# [WHAT TO DO]
In the data below, find every line with the string "xlabel" and pull it out.

# [DATA SHOWN]
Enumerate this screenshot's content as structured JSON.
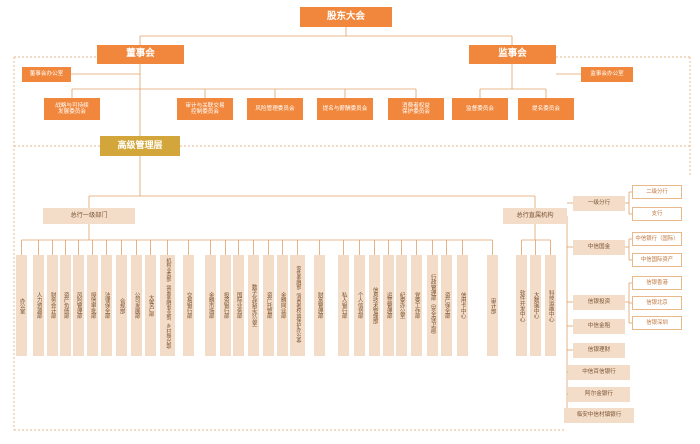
{
  "top": {
    "shareholders": "股东大会",
    "board": "董事会",
    "supervisors": "监事会",
    "board_office": "董事会办公室",
    "supervisor_office": "监事会办公室",
    "management": "高级管理层"
  },
  "board_committees": [
    "战略与可持续\n发展委员会",
    "审计与关联交易\n控制委员会",
    "风险管理委员会",
    "提名与薪酬委员会",
    "消费者权益\n保护委员会"
  ],
  "supervisor_committees": [
    "监督委员会",
    "提名委员会"
  ],
  "groups": {
    "level1_depts": "总行一级部门",
    "affiliated": "总行直属机构"
  },
  "departments": [
    "办公室",
    "人力资源部",
    "财务会计部",
    "资产负债部",
    "风险管理部",
    "授信审批部",
    "法律保全部",
    "合规部",
    "公司发展部",
    "大客户部",
    "机构业务部（普惠金融事业部、乡村振兴部）",
    "交易银行部",
    "金融市场部",
    "投资银行部",
    "国际业务部",
    "数字化转型办公室",
    "资产托管部",
    "金融同业部",
    "零售金融部（消费者权益保护办公室）",
    "财富管理部",
    "私人银行部",
    "个人信贷部",
    "信息技术管理部",
    "运营管理部",
    "纪委办公室",
    "党委工作部",
    "行政管理部（安全保卫部）",
    "资产保全部",
    "信用卡中心",
    "审计部"
  ],
  "affiliated_institutions": [
    "软件开发中心",
    "大数据中心",
    "科技运维中心"
  ],
  "branches": {
    "tier1": "一级分行",
    "tier2": "二级分行",
    "sub_branch": "支行"
  },
  "subsidiaries": [
    {
      "name": "中信国金",
      "children": [
        "中信银行（国际）",
        "中信国际资产"
      ]
    },
    {
      "name": "信银投资",
      "children": [
        "信银香港",
        "信银北京",
        "信银深圳"
      ]
    },
    {
      "name": "中信金租",
      "children": []
    },
    {
      "name": "信银理财",
      "children": []
    },
    {
      "name": "中信百信银行",
      "children": []
    },
    {
      "name": "阿尔金银行",
      "children": []
    },
    {
      "name": "临安中信村镇银行",
      "children": []
    }
  ],
  "colors": {
    "primary": "#f0873c",
    "gold": "#d2a63a",
    "light": "#f3ddc9",
    "line": "#e0a06a"
  }
}
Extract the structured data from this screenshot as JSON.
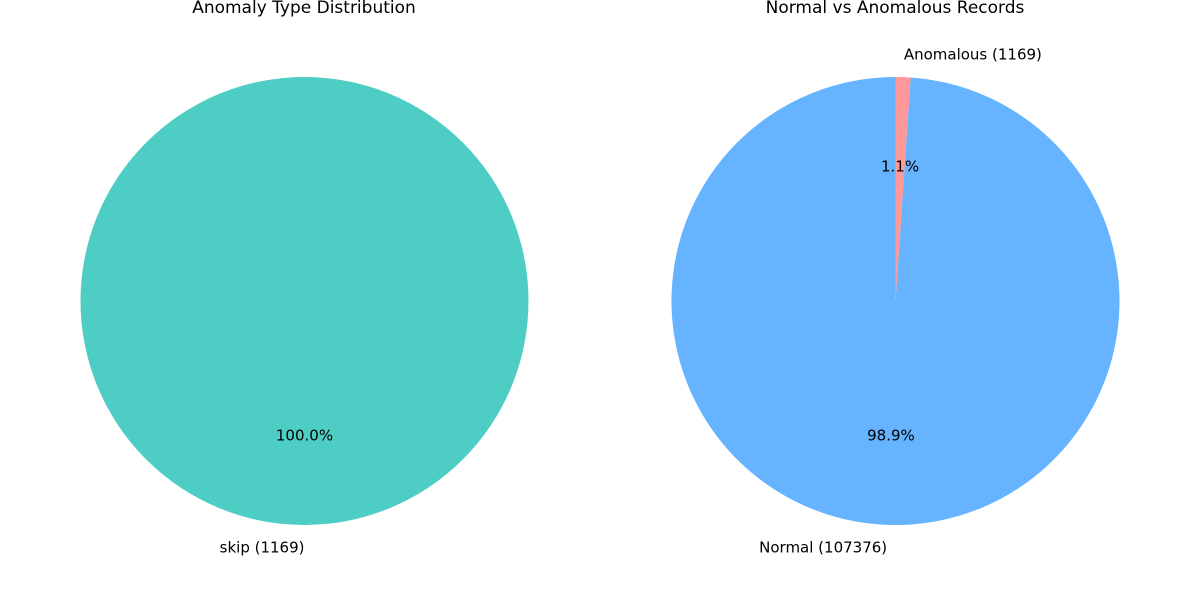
{
  "chart_data": [
    {
      "type": "pie",
      "title": "Anomaly Type Distribution",
      "slices": [
        {
          "label": "skip (1169)",
          "value": 1169,
          "percent_label": "100.0%",
          "color": "#4ecdc4"
        }
      ]
    },
    {
      "type": "pie",
      "title": "Normal vs Anomalous Records",
      "slices": [
        {
          "label": "Normal (107376)",
          "value": 107376,
          "percent_label": "98.9%",
          "color": "#66b3ff"
        },
        {
          "label": "Anomalous (1169)",
          "value": 1169,
          "percent_label": "1.1%",
          "color": "#ff9999"
        }
      ]
    }
  ]
}
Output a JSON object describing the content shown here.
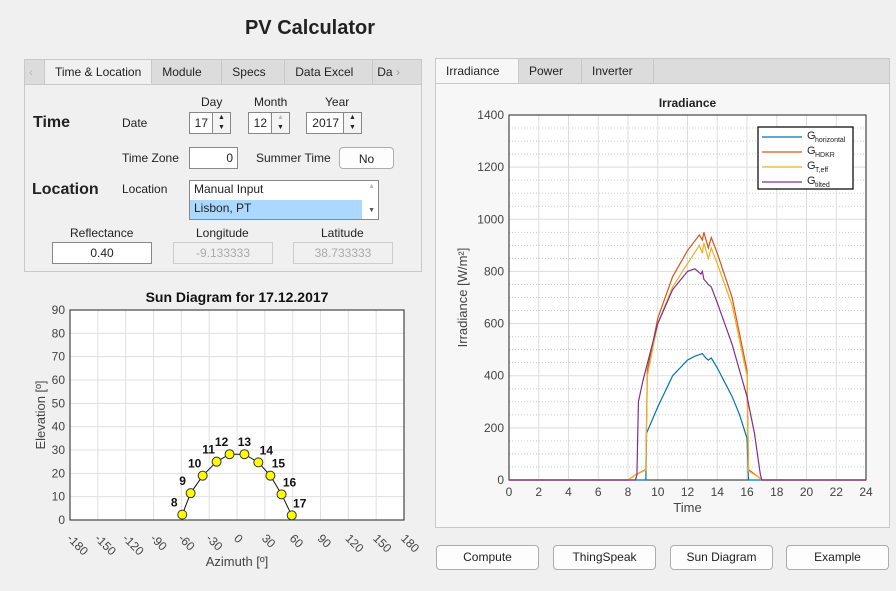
{
  "app": {
    "title": "PV Calculator"
  },
  "left_tabs": [
    "Time & Location",
    "Module",
    "Specs",
    "Data Excel",
    "Da"
  ],
  "time": {
    "heading": "Time",
    "date_label": "Date",
    "day_label": "Day",
    "month_label": "Month",
    "year_label": "Year",
    "day": "17",
    "month": "12",
    "year": "2017",
    "tz_label": "Time Zone",
    "tz": "0",
    "summer_label": "Summer Time",
    "summer": "No"
  },
  "location": {
    "heading": "Location",
    "label": "Location",
    "options": [
      "Manual Input",
      "Lisbon, PT"
    ],
    "selected": "Lisbon, PT"
  },
  "params": {
    "reflectance_label": "Reflectance",
    "reflectance": "0.40",
    "longitude_label": "Longitude",
    "longitude": "-9.133333",
    "latitude_label": "Latitude",
    "latitude": "38.733333"
  },
  "right_tabs": [
    "Irradiance",
    "Power",
    "Inverter"
  ],
  "buttons": {
    "compute": "Compute",
    "thingspeak": "ThingSpeak",
    "sun": "Sun Diagram",
    "example": "Example"
  },
  "chart_data": [
    {
      "type": "scatter",
      "title": "Sun Diagram for 17.12.2017",
      "xlabel": "Azimuth [º]",
      "ylabel": "Elevation [º]",
      "xlim": [
        -180,
        180
      ],
      "ylim": [
        0,
        90
      ],
      "xticks": [
        -180,
        -150,
        -120,
        -90,
        -60,
        -30,
        0,
        30,
        60,
        90,
        120,
        150,
        180
      ],
      "yticks": [
        0,
        10,
        20,
        30,
        40,
        50,
        60,
        70,
        80,
        90
      ],
      "grid": true,
      "points": [
        {
          "label": "8",
          "az": -59,
          "el": 2.3
        },
        {
          "label": "9",
          "az": -50,
          "el": 11.5
        },
        {
          "label": "10",
          "az": -37,
          "el": 19
        },
        {
          "label": "11",
          "az": -22,
          "el": 25
        },
        {
          "label": "12",
          "az": -8,
          "el": 28.2
        },
        {
          "label": "13",
          "az": 8,
          "el": 28.2
        },
        {
          "label": "14",
          "az": 23,
          "el": 24.7
        },
        {
          "label": "15",
          "az": 36,
          "el": 19
        },
        {
          "label": "16",
          "az": 48,
          "el": 11
        },
        {
          "label": "17",
          "az": 59,
          "el": 2
        }
      ],
      "marker_color": "#ffff00"
    },
    {
      "type": "line",
      "title": "Irradiance",
      "xlabel": "Time",
      "ylabel": "Irradiance [W/m²]",
      "xlim": [
        0,
        24
      ],
      "ylim": [
        0,
        1400
      ],
      "xticks": [
        0,
        2,
        4,
        6,
        8,
        10,
        12,
        14,
        16,
        18,
        20,
        22,
        24
      ],
      "yticks": [
        0,
        200,
        400,
        600,
        800,
        1000,
        1200,
        1400
      ],
      "grid": true,
      "legend": "top-right",
      "series": [
        {
          "name": "G",
          "sub": "horizontal",
          "color": "#0072bd",
          "x": [
            0,
            9.2,
            9.25,
            10,
            11,
            12,
            12.5,
            13,
            13.2,
            13.4,
            13.6,
            14,
            15,
            15.5,
            16,
            16.1,
            24
          ],
          "y": [
            0,
            0,
            180,
            280,
            400,
            460,
            475,
            485,
            470,
            460,
            468,
            430,
            320,
            250,
            160,
            0,
            0
          ]
        },
        {
          "name": "G",
          "sub": "HDKR",
          "color": "#d95319",
          "x": [
            0,
            8,
            8.5,
            9.2,
            9.3,
            10,
            11,
            12,
            12.8,
            13,
            13.1,
            13.4,
            13.6,
            14,
            15,
            16,
            16.1,
            16.8,
            17,
            24
          ],
          "y": [
            0,
            0,
            20,
            40,
            420,
            620,
            780,
            880,
            940,
            920,
            950,
            890,
            930,
            870,
            700,
            420,
            40,
            10,
            0,
            0
          ]
        },
        {
          "name": "G",
          "sub": "T,eff",
          "color": "#edb120",
          "x": [
            0,
            8,
            8.5,
            9.2,
            9.3,
            10,
            11,
            12,
            12.8,
            13,
            13.1,
            13.4,
            13.6,
            14,
            15,
            16,
            16.1,
            16.8,
            17,
            24
          ],
          "y": [
            0,
            0,
            20,
            38,
            400,
            600,
            740,
            830,
            900,
            870,
            910,
            850,
            890,
            830,
            670,
            400,
            35,
            10,
            0,
            0
          ]
        },
        {
          "name": "G",
          "sub": "tilted",
          "color": "#7e2f8e",
          "x": [
            0,
            8.5,
            8.6,
            8.7,
            9,
            10,
            11,
            12,
            12.5,
            12.9,
            13,
            13.1,
            13.4,
            13.6,
            14,
            15,
            16,
            16.5,
            16.9,
            17,
            24
          ],
          "y": [
            0,
            0,
            20,
            300,
            380,
            600,
            730,
            800,
            810,
            790,
            800,
            770,
            750,
            740,
            680,
            520,
            320,
            180,
            20,
            0,
            0
          ]
        }
      ]
    }
  ]
}
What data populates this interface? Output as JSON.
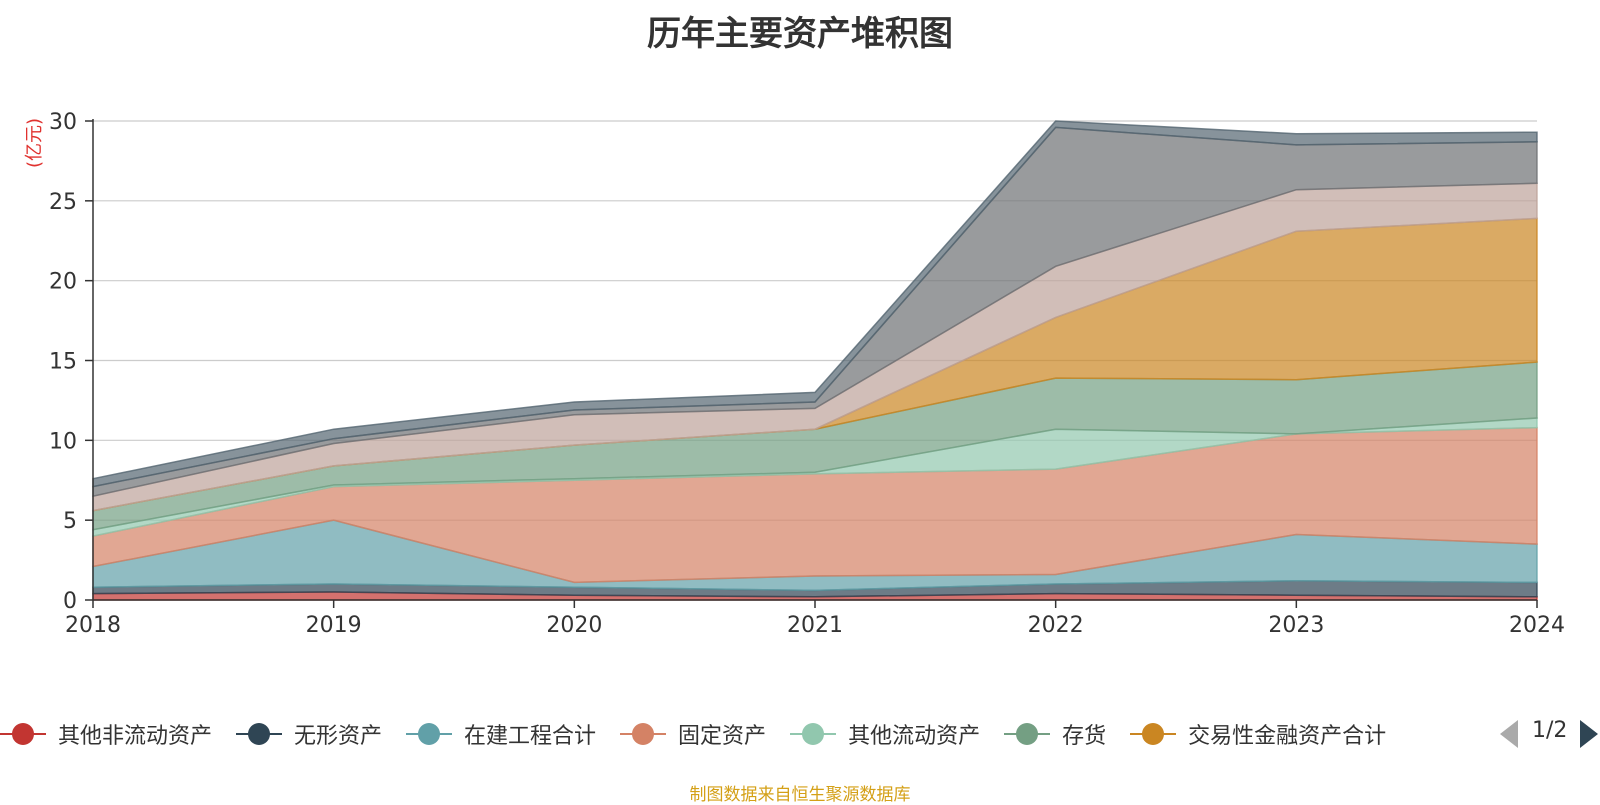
{
  "chart_data": {
    "type": "area",
    "stacked": true,
    "title": "历年主要资产堆积图",
    "ylabel": "(亿元)",
    "xlabel": "",
    "x": [
      "2018",
      "2019",
      "2020",
      "2021",
      "2022",
      "2023",
      "2024"
    ],
    "ylim": [
      0,
      30
    ],
    "yticks": [
      0,
      5,
      10,
      15,
      20,
      25,
      30
    ],
    "grid": true,
    "legend_position": "bottom",
    "legend_page": "1/2",
    "series": [
      {
        "name": "其他非流动资产",
        "color": "#c23531",
        "values": [
          0.4,
          0.5,
          0.3,
          0.2,
          0.4,
          0.3,
          0.2
        ]
      },
      {
        "name": "无形资产",
        "color": "#2f4554",
        "values": [
          0.4,
          0.5,
          0.5,
          0.4,
          0.6,
          0.9,
          0.9
        ]
      },
      {
        "name": "在建工程合计",
        "color": "#61a0a8",
        "values": [
          1.3,
          4.0,
          0.3,
          0.9,
          0.6,
          2.9,
          2.4
        ]
      },
      {
        "name": "固定资产",
        "color": "#d48265",
        "values": [
          1.9,
          2.1,
          6.4,
          6.4,
          6.6,
          6.3,
          7.3
        ]
      },
      {
        "name": "其他流动资产",
        "color": "#91c7ae",
        "values": [
          0.4,
          0.1,
          0.1,
          0.1,
          2.5,
          0.0,
          0.6
        ]
      },
      {
        "name": "存货",
        "color": "#749f83",
        "values": [
          1.2,
          1.2,
          2.1,
          2.7,
          3.2,
          3.4,
          3.5
        ]
      },
      {
        "name": "交易性金融资产合计",
        "color": "#ca8622",
        "values": [
          0.0,
          0.0,
          0.0,
          0.0,
          3.8,
          9.3,
          9.0
        ]
      },
      {
        "name": "",
        "color": "#bda29a",
        "values": [
          0.9,
          1.4,
          1.9,
          1.3,
          3.2,
          2.6,
          2.2
        ]
      },
      {
        "name": "",
        "color": "#6e7074",
        "values": [
          0.6,
          0.3,
          0.3,
          0.4,
          8.7,
          2.8,
          2.6
        ]
      },
      {
        "name": "",
        "color": "#546570",
        "values": [
          0.5,
          0.6,
          0.5,
          0.6,
          0.4,
          0.7,
          0.6
        ]
      }
    ]
  },
  "legend": {
    "page": "1/2"
  },
  "source_note": "制图数据来自恒生聚源数据库"
}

# [RESPONSE TO THE TASK]
      "xlabel": "Azimuth [º]",
      "xlabel": "Time",
    "xlabel": "",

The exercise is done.